**GIVEN REQUEST 1:**
Copy from the post on the Helm of Telepathy, starting at the words "For reference Holmes'" and ending after "stop blocking traffic.".

* START SOURCE PASSAGE *

29 July 2017

There Are No Bad Magic Items!


I was listening to three 2nd generation referees of D&D* discussing the Moldvay/Cook/Marsh editions of Basic D&D and Expert D&D (B/X) when a certain magic item came under discussion. The Helm of Telepathy description from the Basic rules is cited here (emphasis added):
Helm of Telepathy: This item looks like a fancy helmet. The wearer of this helm may read the thoughts of any creature within 90' by concentrating on that creature. To make the helm work, the wearer must concentrate on the creature and not move. The wearer will understand the creature's thoughts, and may "send" thoughts to the creature; however, the creature may refuse to respond.
For reference Holmes' Blue Book, an edition with which all three claimed to be familiar, states creature or characters. Going even further back, OD&D's Book II reads any creature. So the ridiculed part about any creatures is nothing new, though it is held up as such. Additionally, the jokes about how useless this was as a magic item went on for a full couple of minutes and included jokes about convincing a herd of docile bovines to wander off the road and stop blocking traffic.

* END SOURCE PASSAGE *
* START MATERIAL FOR THIS TASK *

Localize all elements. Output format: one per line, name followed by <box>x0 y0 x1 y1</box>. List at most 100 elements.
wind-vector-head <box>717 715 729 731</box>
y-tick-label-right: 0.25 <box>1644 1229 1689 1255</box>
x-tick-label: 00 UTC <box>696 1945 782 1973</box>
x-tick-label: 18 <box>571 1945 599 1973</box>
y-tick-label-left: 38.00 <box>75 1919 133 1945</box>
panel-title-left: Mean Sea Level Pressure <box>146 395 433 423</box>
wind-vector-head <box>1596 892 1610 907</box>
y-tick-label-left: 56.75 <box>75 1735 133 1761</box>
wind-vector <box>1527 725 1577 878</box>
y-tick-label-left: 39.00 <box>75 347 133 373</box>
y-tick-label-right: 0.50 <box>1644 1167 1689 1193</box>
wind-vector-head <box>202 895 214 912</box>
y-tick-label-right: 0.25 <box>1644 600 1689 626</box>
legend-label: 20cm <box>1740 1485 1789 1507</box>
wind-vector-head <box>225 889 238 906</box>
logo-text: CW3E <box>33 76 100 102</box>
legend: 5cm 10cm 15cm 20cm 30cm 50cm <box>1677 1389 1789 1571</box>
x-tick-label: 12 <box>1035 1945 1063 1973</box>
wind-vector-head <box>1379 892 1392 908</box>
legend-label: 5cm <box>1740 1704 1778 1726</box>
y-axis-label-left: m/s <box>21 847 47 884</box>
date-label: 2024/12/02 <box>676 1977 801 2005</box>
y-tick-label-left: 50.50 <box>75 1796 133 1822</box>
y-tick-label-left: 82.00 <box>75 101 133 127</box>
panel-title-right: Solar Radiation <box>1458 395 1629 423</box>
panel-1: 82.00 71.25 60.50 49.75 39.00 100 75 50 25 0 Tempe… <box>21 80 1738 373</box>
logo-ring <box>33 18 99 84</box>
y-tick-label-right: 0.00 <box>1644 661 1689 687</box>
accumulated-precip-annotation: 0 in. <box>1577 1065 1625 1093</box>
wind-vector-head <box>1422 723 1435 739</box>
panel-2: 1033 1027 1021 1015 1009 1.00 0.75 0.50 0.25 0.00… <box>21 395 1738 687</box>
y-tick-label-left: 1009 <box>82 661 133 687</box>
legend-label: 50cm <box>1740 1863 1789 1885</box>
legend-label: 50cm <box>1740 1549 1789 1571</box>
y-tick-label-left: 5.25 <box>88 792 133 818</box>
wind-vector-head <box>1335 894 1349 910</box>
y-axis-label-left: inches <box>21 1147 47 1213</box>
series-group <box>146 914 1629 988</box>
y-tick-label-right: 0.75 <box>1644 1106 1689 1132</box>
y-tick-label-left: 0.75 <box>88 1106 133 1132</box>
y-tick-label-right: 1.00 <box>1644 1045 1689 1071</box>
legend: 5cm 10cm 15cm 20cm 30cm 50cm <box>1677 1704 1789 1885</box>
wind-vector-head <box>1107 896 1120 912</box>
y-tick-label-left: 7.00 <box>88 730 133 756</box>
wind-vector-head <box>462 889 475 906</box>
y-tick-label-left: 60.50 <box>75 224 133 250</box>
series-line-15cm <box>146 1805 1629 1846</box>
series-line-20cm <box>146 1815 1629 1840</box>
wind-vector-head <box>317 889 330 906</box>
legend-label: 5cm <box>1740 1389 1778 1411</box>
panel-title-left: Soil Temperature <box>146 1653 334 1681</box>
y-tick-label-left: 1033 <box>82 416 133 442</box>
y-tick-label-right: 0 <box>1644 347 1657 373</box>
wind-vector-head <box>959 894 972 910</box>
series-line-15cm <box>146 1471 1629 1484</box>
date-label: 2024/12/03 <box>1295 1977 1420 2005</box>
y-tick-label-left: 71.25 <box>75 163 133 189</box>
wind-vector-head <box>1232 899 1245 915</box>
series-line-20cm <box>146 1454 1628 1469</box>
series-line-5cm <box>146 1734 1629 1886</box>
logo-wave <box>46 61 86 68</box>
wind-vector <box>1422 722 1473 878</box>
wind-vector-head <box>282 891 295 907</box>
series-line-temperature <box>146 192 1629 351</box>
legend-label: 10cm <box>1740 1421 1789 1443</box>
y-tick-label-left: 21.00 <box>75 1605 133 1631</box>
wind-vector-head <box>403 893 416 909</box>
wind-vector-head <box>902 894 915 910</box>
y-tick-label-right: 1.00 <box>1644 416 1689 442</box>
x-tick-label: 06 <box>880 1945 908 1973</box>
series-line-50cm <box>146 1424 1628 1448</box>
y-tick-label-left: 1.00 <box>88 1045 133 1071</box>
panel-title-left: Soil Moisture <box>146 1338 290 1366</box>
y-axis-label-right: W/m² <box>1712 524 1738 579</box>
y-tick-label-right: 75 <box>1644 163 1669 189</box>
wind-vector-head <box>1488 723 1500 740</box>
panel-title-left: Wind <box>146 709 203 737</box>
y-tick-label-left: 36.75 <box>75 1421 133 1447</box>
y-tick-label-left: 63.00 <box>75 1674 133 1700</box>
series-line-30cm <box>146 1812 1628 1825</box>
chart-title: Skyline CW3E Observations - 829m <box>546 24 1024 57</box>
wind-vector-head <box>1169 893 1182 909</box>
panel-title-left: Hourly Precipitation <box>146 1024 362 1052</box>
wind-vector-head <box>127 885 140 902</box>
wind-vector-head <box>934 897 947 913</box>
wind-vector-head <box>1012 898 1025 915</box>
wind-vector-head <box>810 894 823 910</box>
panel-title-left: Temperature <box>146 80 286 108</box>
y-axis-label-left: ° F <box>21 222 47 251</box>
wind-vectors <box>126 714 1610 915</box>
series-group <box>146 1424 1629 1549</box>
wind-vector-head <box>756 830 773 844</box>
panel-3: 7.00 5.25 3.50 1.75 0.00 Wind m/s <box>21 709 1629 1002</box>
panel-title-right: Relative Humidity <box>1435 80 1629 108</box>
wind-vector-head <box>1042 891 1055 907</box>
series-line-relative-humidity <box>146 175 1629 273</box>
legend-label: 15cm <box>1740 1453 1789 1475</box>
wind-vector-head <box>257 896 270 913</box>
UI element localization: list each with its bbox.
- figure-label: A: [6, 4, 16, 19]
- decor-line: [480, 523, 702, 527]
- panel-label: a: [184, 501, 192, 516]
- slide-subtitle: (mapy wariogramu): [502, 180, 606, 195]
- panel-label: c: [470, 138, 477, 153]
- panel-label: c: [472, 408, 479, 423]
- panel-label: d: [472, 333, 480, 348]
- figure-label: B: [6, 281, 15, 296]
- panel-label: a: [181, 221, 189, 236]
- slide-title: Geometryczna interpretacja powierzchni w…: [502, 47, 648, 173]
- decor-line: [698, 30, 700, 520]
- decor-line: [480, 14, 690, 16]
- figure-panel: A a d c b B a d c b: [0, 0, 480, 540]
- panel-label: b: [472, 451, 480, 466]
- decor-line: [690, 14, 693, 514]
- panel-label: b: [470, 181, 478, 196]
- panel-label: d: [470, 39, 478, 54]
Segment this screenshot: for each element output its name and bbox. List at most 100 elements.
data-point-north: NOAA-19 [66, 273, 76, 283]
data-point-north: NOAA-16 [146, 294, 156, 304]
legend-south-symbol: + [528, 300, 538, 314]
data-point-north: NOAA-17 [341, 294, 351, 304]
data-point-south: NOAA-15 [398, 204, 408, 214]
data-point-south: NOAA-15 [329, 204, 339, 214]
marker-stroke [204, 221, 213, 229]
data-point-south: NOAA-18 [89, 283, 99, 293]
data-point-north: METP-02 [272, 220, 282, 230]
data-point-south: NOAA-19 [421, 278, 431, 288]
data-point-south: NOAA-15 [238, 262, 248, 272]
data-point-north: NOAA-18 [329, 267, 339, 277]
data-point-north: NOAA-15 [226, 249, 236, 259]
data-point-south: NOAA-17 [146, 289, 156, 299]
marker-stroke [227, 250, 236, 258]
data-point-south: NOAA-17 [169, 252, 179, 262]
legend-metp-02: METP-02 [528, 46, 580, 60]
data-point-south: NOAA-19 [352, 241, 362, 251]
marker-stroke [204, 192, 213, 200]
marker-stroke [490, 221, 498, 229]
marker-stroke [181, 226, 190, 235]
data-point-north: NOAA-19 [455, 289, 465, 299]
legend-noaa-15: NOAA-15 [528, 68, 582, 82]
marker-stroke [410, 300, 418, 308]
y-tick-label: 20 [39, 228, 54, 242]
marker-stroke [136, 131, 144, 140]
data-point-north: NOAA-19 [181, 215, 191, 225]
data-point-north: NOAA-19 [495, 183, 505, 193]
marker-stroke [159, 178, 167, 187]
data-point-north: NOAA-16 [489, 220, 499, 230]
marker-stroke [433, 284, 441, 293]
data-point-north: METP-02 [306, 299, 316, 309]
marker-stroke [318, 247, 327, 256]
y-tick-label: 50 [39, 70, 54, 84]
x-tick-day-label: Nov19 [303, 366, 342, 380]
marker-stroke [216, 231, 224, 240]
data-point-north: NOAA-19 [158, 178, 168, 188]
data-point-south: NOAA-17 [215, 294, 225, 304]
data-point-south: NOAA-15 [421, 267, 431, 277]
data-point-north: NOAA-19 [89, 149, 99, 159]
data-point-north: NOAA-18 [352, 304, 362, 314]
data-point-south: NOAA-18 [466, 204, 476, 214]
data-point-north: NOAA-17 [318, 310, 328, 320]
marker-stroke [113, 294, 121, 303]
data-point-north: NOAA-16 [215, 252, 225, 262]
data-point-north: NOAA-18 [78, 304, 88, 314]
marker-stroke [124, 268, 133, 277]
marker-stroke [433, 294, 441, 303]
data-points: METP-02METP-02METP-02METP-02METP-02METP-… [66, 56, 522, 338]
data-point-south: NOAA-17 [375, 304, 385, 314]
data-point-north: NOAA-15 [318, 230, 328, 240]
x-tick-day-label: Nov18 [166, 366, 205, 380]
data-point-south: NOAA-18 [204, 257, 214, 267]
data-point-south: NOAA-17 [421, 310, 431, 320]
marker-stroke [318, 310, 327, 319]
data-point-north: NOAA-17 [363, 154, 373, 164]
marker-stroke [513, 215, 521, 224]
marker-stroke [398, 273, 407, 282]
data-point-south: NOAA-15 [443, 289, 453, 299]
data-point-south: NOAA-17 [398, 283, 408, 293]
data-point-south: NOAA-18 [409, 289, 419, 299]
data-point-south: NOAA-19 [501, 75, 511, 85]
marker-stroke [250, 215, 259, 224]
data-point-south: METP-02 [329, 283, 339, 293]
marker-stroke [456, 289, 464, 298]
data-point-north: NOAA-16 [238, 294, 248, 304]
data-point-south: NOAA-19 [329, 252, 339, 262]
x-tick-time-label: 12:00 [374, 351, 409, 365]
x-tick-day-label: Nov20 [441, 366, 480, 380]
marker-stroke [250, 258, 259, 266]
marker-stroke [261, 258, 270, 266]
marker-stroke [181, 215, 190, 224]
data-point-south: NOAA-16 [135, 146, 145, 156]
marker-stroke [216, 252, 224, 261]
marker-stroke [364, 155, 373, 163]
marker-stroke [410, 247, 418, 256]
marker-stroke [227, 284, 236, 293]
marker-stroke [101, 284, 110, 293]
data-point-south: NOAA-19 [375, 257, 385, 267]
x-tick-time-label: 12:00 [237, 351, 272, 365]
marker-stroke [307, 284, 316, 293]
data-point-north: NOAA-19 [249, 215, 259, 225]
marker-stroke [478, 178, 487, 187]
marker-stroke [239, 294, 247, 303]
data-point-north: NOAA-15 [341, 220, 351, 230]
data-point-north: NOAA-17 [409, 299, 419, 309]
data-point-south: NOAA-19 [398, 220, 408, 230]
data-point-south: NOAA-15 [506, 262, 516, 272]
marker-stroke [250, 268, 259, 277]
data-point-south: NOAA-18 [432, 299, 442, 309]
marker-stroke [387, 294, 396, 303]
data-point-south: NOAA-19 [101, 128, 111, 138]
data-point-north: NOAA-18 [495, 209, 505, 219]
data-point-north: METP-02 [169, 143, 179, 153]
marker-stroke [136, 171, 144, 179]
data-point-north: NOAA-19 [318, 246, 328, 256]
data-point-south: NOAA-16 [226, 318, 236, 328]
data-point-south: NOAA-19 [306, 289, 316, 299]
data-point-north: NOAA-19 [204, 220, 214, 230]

* END MATERIAL FOR THIS TASK *

**GIVEN REQUEST 2:**
Turn the spatial layout entries into a JSON list of strings, one string per line and blank lines omitted, starting at the first line of the entries and ending after the line containing "x-tick-label: 18 <box>571 1945 599 1973</box>".

**RESULT 1:**
For reference Holmes' Blue Book, an edition with which all three claimed to be familiar, states creature or characters. Going even further back, OD&D's Book II reads any creature. So the ridiculed part about any creatures is nothing new, though it is held up as such. Additionally, the jokes about how useless this was as a magic item went on for a full couple of minutes and included jokes about convincing a herd of docile bovines to wander off the road and stop blocking traffic.

**RESULT 2:**
[
  "Localize all elements. Output format: one per line, name followed by <box>x0 y0 x1 y1</box>. List at most 100 elements.",
  "wind-vector-head <box>717 715 729 731</box>",
  "y-tick-label-right: 0.25 <box>1644 1229 1689 1255</box>",
  "x-tick-label: 00 UTC <box>696 1945 782 1973</box>",
  "x-tick-label: 18 <box>571 1945 599 1973</box>"
]